— EXTRACTED ENTRIES —
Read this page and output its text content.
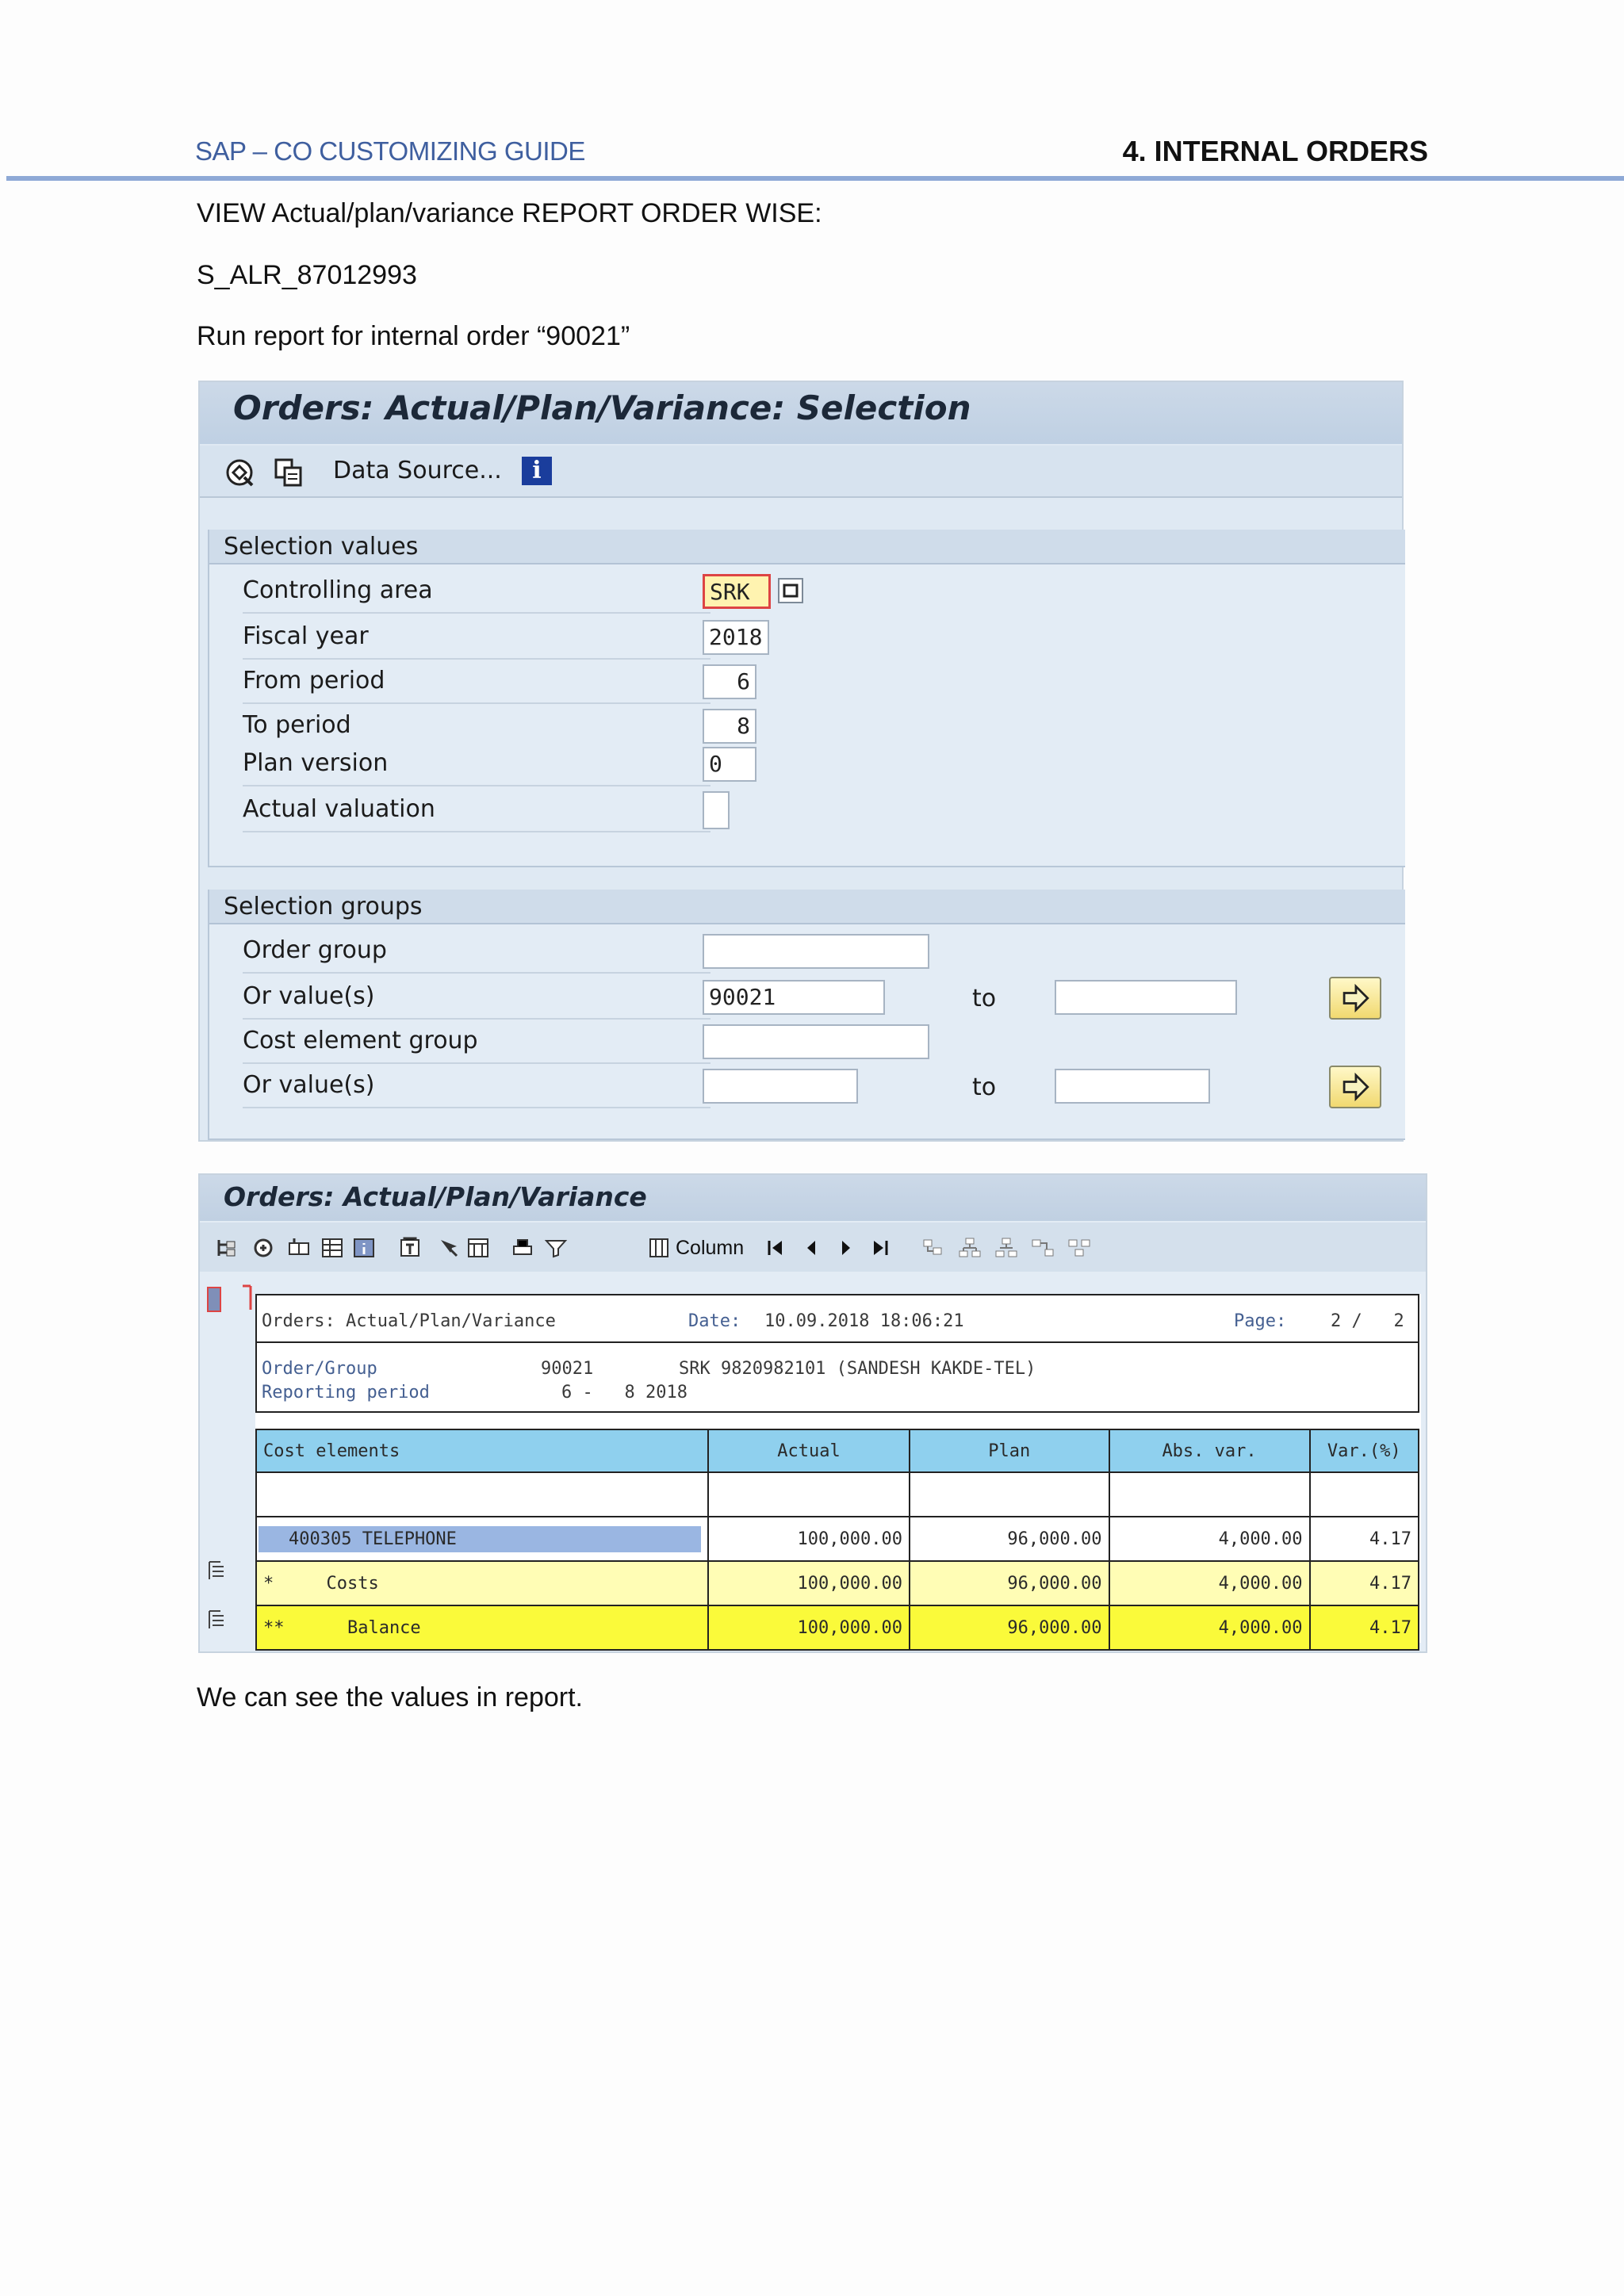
SAP – CO CUSTOMIZING GUIDE	4. INTERNAL ORDERS
VIEW Actual/plan/variance REPORT ORDER WISE:
S_ALR_87012993
Run report for internal order “90021”
Orders: Actual/Plan/Variance: Selection
Data Source...	i
Selection values
Controlling area	SRK
Fiscal year	2018
From period	6
To period	8
Plan version	0
Actual valuation
Selection groups
Order group
Or value(s)	90021	to
Cost element group
Or value(s)	to
Orders: Actual/Plan/Variance
Column
Orders: Actual/Plan/Variance	Date: 10.09.2018 18:06:21	Page:	2 /   2
Order/Group	90021	SRK 9820982101 (SANDESH KAKDE-TEL)
Reporting period	6 -   8 2018
Cost elements	Actual	Plan	Abs. var.	Var.(%)

400305 TELEPHONE	100,000.00	96,000.00	4,000.00	4.17
*     Costs	100,000.00	96,000.00	4,000.00	4.17
**      Balance	100,000.00	96,000.00	4,000.00	4.17
We can see the values in report.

— THE PROBLEM —
Copy the data exactly. Any picture it contains is to be omitted.

— REPLY TO THE EXERCISE —
Read this page and output its text content.
SAP – CO CUSTOMIZING GUIDE	4. INTERNAL ORDERS
VIEW Actual/plan/variance REPORT ORDER WISE:
S_ALR_87012993
Run report for internal order “90021”
Orders: Actual/Plan/Variance: Selection
Data Source...	i
Selection values
Controlling area	SRK
Fiscal year	2018
From period	6
To period	8
Plan version	0
Actual valuation
Selection groups
Order group
Or value(s)	90021	to
Cost element group
Or value(s)	to
Orders: Actual/Plan/Variance
Column
Orders: Actual/Plan/Variance	Date: 10.09.2018 18:06:21	Page:	2 /   2
Order/Group	90021	SRK 9820982101 (SANDESH KAKDE-TEL)
Reporting period	6 -   8 2018
Cost elements	Actual	Plan	Abs. var.	Var.(%)

400305 TELEPHONE	100,000.00	96,000.00	4,000.00	4.17
*     Costs	100,000.00	96,000.00	4,000.00	4.17
**      Balance	100,000.00	96,000.00	4,000.00	4.17
We can see the values in report.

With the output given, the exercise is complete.